Every record must be written out once more, with nothing added or omitted.

*MATERIAL*:
- - - - -
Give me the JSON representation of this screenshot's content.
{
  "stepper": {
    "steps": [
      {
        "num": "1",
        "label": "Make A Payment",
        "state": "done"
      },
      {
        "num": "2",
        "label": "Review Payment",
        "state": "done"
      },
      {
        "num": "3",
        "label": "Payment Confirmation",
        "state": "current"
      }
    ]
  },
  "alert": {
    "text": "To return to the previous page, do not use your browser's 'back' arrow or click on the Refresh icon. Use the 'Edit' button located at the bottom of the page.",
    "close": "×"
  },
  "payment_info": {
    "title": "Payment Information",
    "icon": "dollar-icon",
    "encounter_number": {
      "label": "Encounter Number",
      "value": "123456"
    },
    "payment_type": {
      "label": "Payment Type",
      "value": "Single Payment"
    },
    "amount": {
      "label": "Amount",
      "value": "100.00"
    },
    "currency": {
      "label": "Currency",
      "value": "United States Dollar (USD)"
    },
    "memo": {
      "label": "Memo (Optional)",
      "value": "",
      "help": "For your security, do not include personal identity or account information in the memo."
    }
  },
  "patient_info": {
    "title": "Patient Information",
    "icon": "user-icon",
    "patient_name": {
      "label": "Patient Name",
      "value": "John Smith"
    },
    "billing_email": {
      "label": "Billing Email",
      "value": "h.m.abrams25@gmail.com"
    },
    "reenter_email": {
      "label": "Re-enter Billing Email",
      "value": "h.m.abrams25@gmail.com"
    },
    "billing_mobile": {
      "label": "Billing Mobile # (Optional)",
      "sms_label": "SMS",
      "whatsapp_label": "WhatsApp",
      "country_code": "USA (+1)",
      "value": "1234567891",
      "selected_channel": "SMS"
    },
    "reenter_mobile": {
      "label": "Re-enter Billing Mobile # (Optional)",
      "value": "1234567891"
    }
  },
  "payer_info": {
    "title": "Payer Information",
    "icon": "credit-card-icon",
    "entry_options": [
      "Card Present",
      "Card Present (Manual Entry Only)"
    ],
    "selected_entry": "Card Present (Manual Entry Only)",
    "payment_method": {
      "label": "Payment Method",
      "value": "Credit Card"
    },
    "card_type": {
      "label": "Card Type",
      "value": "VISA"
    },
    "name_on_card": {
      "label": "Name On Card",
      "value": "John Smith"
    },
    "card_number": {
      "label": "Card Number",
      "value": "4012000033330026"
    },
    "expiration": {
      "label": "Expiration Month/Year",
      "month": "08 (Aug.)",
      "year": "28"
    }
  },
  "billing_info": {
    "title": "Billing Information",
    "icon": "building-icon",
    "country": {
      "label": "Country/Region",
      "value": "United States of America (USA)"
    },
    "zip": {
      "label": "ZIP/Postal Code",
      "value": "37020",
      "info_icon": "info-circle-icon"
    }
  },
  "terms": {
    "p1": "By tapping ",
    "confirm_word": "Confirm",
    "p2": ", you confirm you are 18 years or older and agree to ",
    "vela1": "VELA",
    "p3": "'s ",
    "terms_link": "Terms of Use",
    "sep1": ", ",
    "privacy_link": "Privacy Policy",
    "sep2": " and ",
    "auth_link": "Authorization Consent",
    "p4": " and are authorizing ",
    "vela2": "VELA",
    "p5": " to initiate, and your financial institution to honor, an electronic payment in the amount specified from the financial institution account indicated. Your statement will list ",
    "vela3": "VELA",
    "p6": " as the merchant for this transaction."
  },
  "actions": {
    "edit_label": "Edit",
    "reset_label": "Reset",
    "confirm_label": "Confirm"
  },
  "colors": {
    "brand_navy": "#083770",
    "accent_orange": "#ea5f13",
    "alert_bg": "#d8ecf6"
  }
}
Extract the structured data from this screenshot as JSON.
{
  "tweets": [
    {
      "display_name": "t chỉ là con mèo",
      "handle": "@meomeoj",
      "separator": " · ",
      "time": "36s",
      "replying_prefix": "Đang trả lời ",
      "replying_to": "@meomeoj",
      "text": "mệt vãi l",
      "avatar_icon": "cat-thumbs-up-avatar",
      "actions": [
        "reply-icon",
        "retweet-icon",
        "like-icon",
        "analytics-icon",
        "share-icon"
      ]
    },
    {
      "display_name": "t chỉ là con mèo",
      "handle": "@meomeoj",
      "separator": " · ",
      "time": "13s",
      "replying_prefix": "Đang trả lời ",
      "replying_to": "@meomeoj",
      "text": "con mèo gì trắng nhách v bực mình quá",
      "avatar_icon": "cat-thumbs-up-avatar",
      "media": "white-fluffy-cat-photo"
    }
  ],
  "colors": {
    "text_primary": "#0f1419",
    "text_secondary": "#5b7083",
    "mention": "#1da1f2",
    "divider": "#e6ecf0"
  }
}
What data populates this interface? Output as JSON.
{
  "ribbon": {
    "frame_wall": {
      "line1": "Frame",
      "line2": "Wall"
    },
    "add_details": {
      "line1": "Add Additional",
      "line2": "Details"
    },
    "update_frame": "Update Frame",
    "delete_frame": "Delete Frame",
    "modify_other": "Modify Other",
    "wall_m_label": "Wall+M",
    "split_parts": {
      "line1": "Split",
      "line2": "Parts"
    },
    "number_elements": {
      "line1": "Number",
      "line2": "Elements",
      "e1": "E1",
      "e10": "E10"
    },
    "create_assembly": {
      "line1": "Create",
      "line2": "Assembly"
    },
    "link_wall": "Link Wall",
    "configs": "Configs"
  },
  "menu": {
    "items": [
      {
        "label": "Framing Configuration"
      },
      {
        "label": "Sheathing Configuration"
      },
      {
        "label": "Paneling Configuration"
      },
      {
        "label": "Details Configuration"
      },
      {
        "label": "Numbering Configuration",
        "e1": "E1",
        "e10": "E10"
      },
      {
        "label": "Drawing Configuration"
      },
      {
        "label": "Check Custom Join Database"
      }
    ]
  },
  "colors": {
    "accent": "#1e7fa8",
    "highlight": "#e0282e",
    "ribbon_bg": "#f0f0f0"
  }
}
- - - - -
*OUTPUT*:
Give me the JSON representation of this screenshot's content.
{
  "stepper": {
    "steps": [
      {
        "num": "1",
        "label": "Make A Payment",
        "state": "done"
      },
      {
        "num": "2",
        "label": "Review Payment",
        "state": "done"
      },
      {
        "num": "3",
        "label": "Payment Confirmation",
        "state": "current"
      }
    ]
  },
  "alert": {
    "text": "To return to the previous page, do not use your browser's 'back' arrow or click on the Refresh icon. Use the 'Edit' button located at the bottom of the page.",
    "close": "×"
  },
  "payment_info": {
    "title": "Payment Information",
    "icon": "dollar-icon",
    "encounter_number": {
      "label": "Encounter Number",
      "value": "123456"
    },
    "payment_type": {
      "label": "Payment Type",
      "value": "Single Payment"
    },
    "amount": {
      "label": "Amount",
      "value": "100.00"
    },
    "currency": {
      "label": "Currency",
      "value": "United States Dollar (USD)"
    },
    "memo": {
      "label": "Memo (Optional)",
      "value": "",
      "help": "For your security, do not include personal identity or account information in the memo."
    }
  },
  "patient_info": {
    "title": "Patient Information",
    "icon": "user-icon",
    "patient_name": {
      "label": "Patient Name",
      "value": "John Smith"
    },
    "billing_email": {
      "label": "Billing Email",
      "value": "h.m.abrams25@gmail.com"
    },
    "reenter_email": {
      "label": "Re-enter Billing Email",
      "value": "h.m.abrams25@gmail.com"
    },
    "billing_mobile": {
      "label": "Billing Mobile # (Optional)",
      "sms_label": "SMS",
      "whatsapp_label": "WhatsApp",
      "country_code": "USA (+1)",
      "value": "1234567891",
      "selected_channel": "SMS"
    },
    "reenter_mobile": {
      "label": "Re-enter Billing Mobile # (Optional)",
      "value": "1234567891"
    }
  },
  "payer_info": {
    "title": "Payer Information",
    "icon": "credit-card-icon",
    "entry_options": [
      "Card Present",
      "Card Present (Manual Entry Only)"
    ],
    "selected_entry": "Card Present (Manual Entry Only)",
    "payment_method": {
      "label": "Payment Method",
      "value": "Credit Card"
    },
    "card_type": {
      "label": "Card Type",
      "value": "VISA"
    },
    "name_on_card": {
      "label": "Name On Card",
      "value": "John Smith"
    },
    "card_number": {
      "label": "Card Number",
      "value": "4012000033330026"
    },
    "expiration": {
      "label": "Expiration Month/Year",
      "month": "08 (Aug.)",
      "year": "28"
    }
  },
  "billing_info": {
    "title": "Billing Information",
    "icon": "building-icon",
    "country": {
      "label": "Country/Region",
      "value": "United States of America (USA)"
    },
    "zip": {
      "label": "ZIP/Postal Code",
      "value": "37020",
      "info_icon": "info-circle-icon"
    }
  },
  "terms": {
    "p1": "By tapping ",
    "confirm_word": "Confirm",
    "p2": ", you confirm you are 18 years or older and agree to ",
    "vela1": "VELA",
    "p3": "'s ",
    "terms_link": "Terms of Use",
    "sep1": ", ",
    "privacy_link": "Privacy Policy",
    "sep2": " and ",
    "auth_link": "Authorization Consent",
    "p4": " and are authorizing ",
    "vela2": "VELA",
    "p5": " to initiate, and your financial institution to honor, an electronic payment in the amount specified from the financial institution account indicated. Your statement will list ",
    "vela3": "VELA",
    "p6": " as the merchant for this transaction."
  },
  "actions": {
    "edit_label": "Edit",
    "reset_label": "Reset",
    "confirm_label": "Confirm"
  },
  "colors": {
    "brand_navy": "#083770",
    "accent_orange": "#ea5f13",
    "alert_bg": "#d8ecf6"
  }
}
Extract the structured data from this screenshot as JSON.
{
  "tweets": [
    {
      "display_name": "t chỉ là con mèo",
      "handle": "@meomeoj",
      "separator": " · ",
      "time": "36s",
      "replying_prefix": "Đang trả lời ",
      "replying_to": "@meomeoj",
      "text": "mệt vãi l",
      "avatar_icon": "cat-thumbs-up-avatar",
      "actions": [
        "reply-icon",
        "retweet-icon",
        "like-icon",
        "analytics-icon",
        "share-icon"
      ]
    },
    {
      "display_name": "t chỉ là con mèo",
      "handle": "@meomeoj",
      "separator": " · ",
      "time": "13s",
      "replying_prefix": "Đang trả lời ",
      "replying_to": "@meomeoj",
      "text": "con mèo gì trắng nhách v bực mình quá",
      "avatar_icon": "cat-thumbs-up-avatar",
      "media": "white-fluffy-cat-photo"
    }
  ],
  "colors": {
    "text_primary": "#0f1419",
    "text_secondary": "#5b7083",
    "mention": "#1da1f2",
    "divider": "#e6ecf0"
  }
}
What data populates this interface? Output as JSON.
{
  "ribbon": {
    "frame_wall": {
      "line1": "Frame",
      "line2": "Wall"
    },
    "add_details": {
      "line1": "Add Additional",
      "line2": "Details"
    },
    "update_frame": "Update Frame",
    "delete_frame": "Delete Frame",
    "modify_other": "Modify Other",
    "wall_m_label": "Wall+M",
    "split_parts": {
      "line1": "Split",
      "line2": "Parts"
    },
    "number_elements": {
      "line1": "Number",
      "line2": "Elements",
      "e1": "E1",
      "e10": "E10"
    },
    "create_assembly": {
      "line1": "Create",
      "line2": "Assembly"
    },
    "link_wall": "Link Wall",
    "configs": "Configs"
  },
  "menu": {
    "items": [
      {
        "label": "Framing Configuration"
      },
      {
        "label": "Sheathing Configuration"
      },
      {
        "label": "Paneling Configuration"
      },
      {
        "label": "Details Configuration"
      },
      {
        "label": "Numbering Configuration",
        "e1": "E1",
        "e10": "E10"
      },
      {
        "label": "Drawing Configuration"
      },
      {
        "label": "Check Custom Join Database"
      }
    ]
  },
  "colors": {
    "accent": "#1e7fa8",
    "highlight": "#e0282e",
    "ribbon_bg": "#f0f0f0"
  }
}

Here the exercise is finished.